#### [Exercise directions]
Report how many lines in the listing below include the word "JSON". Write nothing besides the number.

***** Records for the task *****

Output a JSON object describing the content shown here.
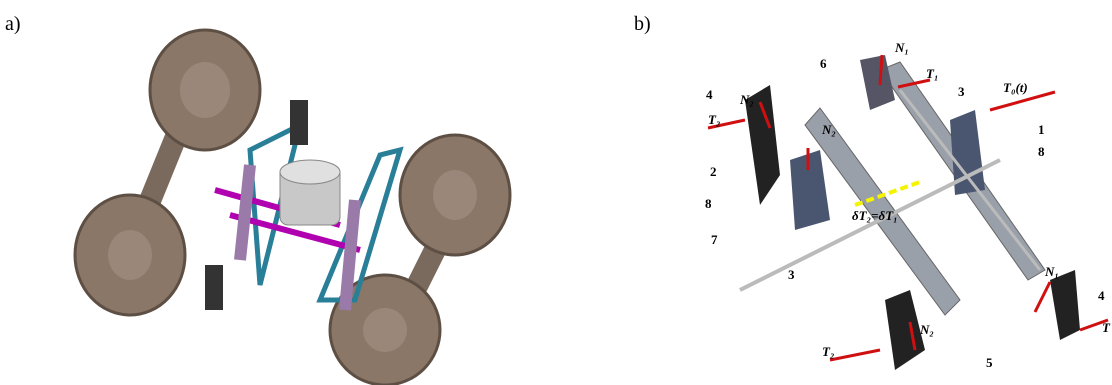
{
  "panel_a": {
    "label": "a)"
  },
  "panel_b": {
    "label": "b)",
    "callouts": [
      "N₁",
      "6",
      "T₁",
      "3",
      "T₀(t)",
      "4",
      "N₂",
      "T₂",
      "1",
      "N₂",
      "8",
      "2",
      "8",
      "δT₂=δT₁",
      "7",
      "N₁",
      "4",
      "T",
      "3",
      "N₂",
      "5",
      "T₂"
    ]
  }
}
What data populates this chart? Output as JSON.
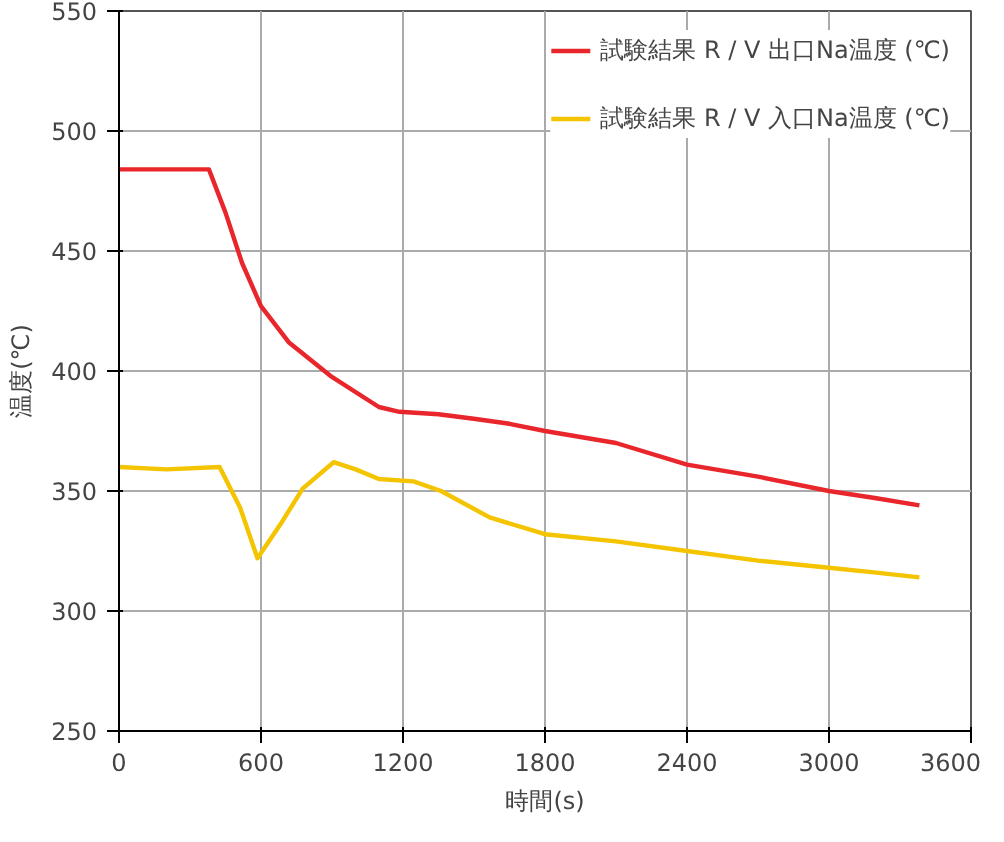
{
  "chart_data": {
    "type": "line",
    "xlabel": "時間(s)",
    "ylabel": "温度(℃)",
    "xlim": [
      0,
      3600
    ],
    "xticks": [
      0,
      600,
      1200,
      1800,
      2400,
      3000,
      3600
    ],
    "ylim": [
      250,
      550
    ],
    "yticks": [
      250,
      300,
      350,
      400,
      450,
      500,
      550
    ],
    "grid": true,
    "legend": "top right",
    "line_style": "solid",
    "marker": "none",
    "series": [
      {
        "name": "試験結果 R / V 出口Na温度 (℃)",
        "color": "#e8262b",
        "x": [
          0,
          200,
          380,
          450,
          520,
          600,
          717,
          893,
          1098,
          1185,
          1350,
          1507,
          1650,
          1800,
          2100,
          2400,
          2700,
          3000,
          3200,
          3382
        ],
        "values": [
          484,
          484,
          484,
          466,
          445,
          427,
          412,
          398,
          385,
          383,
          382,
          380,
          378,
          375,
          370,
          361,
          356,
          350,
          347,
          344
        ]
      },
      {
        "name": "試験結果 R / V 入口Na温度 (℃)",
        "color": "#f5c400",
        "x": [
          0,
          200,
          425,
          512,
          585,
          688,
          776,
          907,
          1000,
          1098,
          1244,
          1361,
          1566,
          1800,
          2100,
          2400,
          2700,
          3000,
          3200,
          3382
        ],
        "values": [
          360,
          359,
          360,
          343,
          322,
          337,
          351,
          362,
          359,
          355,
          354,
          350,
          339,
          332,
          329,
          325,
          321,
          318,
          316,
          314
        ]
      }
    ]
  }
}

*****

#### [Task answer]
2